## Provided information
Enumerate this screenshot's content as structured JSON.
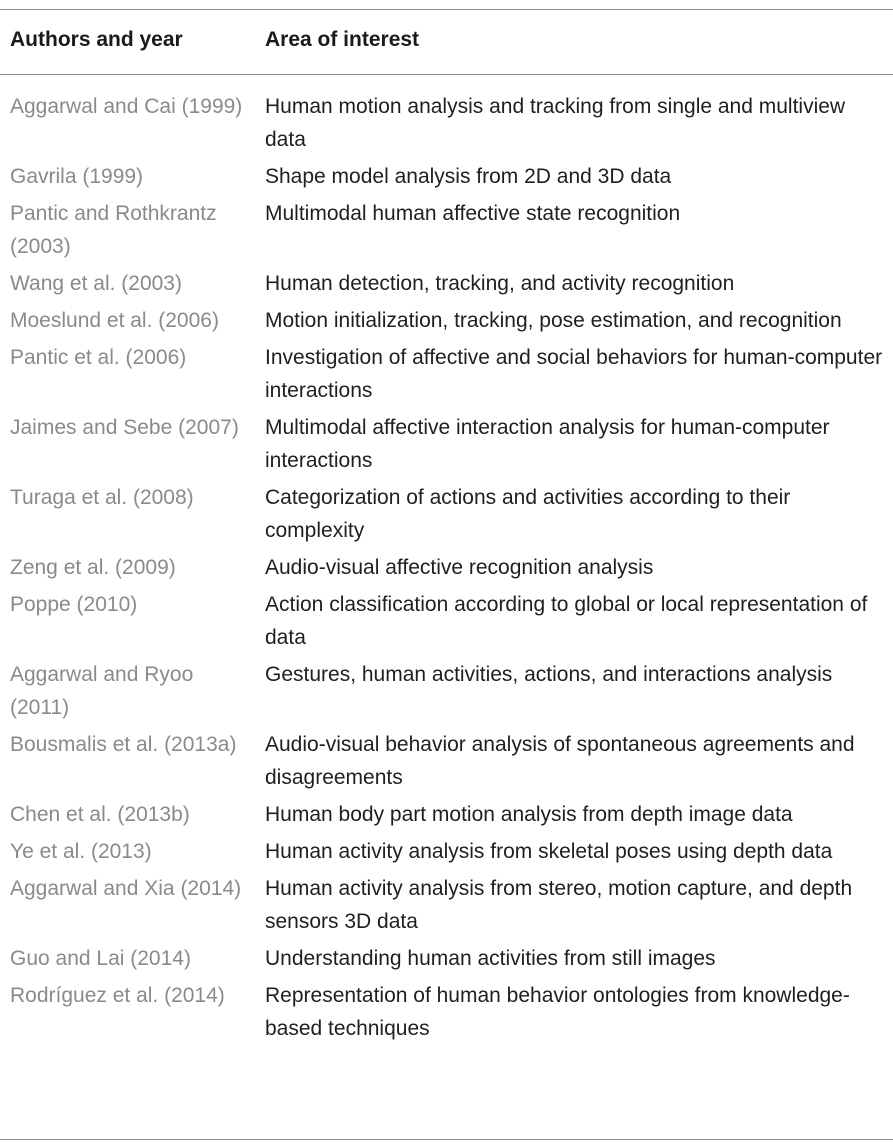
{
  "table": {
    "headers": {
      "authors": "Authors and year",
      "area": "Area of interest"
    },
    "rows": [
      {
        "author": "Aggarwal and Cai (1999)",
        "area": "Human motion analysis and tracking from single and multiview data"
      },
      {
        "author": "Gavrila (1999)",
        "area": "Shape model analysis from 2D and 3D data"
      },
      {
        "author": "Pantic and Rothkrantz (2003)",
        "area": "Multimodal human affective state recognition"
      },
      {
        "author": "Wang et al. (2003)",
        "area": "Human detection, tracking, and activity recognition"
      },
      {
        "author": "Moeslund et al. (2006)",
        "area": "Motion initialization, tracking, pose estimation, and recognition"
      },
      {
        "author": "Pantic et al. (2006)",
        "area": "Investigation of affective and social behaviors for human-computer interactions"
      },
      {
        "author": "Jaimes and Sebe (2007)",
        "area": "Multimodal affective interaction analysis for human-computer interactions"
      },
      {
        "author": "Turaga et al. (2008)",
        "area": "Categorization of actions and activities according to their complexity"
      },
      {
        "author": "Zeng et al. (2009)",
        "area": "Audio-visual affective recognition analysis"
      },
      {
        "author": "Poppe (2010)",
        "area": "Action classification according to global or local representation of data"
      },
      {
        "author": "Aggarwal and Ryoo (2011)",
        "area": "Gestures, human activities, actions, and interactions analysis"
      },
      {
        "author": "Bousmalis et al. (2013a)",
        "area": "Audio-visual behavior analysis of spontaneous agreements and disagreements"
      },
      {
        "author": "Chen et al. (2013b)",
        "area": "Human body part motion analysis from depth image data"
      },
      {
        "author": "Ye et al. (2013)",
        "area": "Human activity analysis from skeletal poses using depth data"
      },
      {
        "author": "Aggarwal and Xia (2014)",
        "area": "Human activity analysis from stereo, motion capture, and depth sensors 3D data"
      },
      {
        "author": "Guo and Lai (2014)",
        "area": "Understanding human activities from still images"
      },
      {
        "author": "Rodríguez et al. (2014)",
        "area": "Representation of human behavior ontologies from knowledge-based techniques"
      }
    ]
  }
}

## Instruction
Select and copy every line of the listing with the word "Pantic".

## Output of the task
        "author": "Pantic and Rothkrantz (2003)",
        "author": "Pantic et al. (2006)",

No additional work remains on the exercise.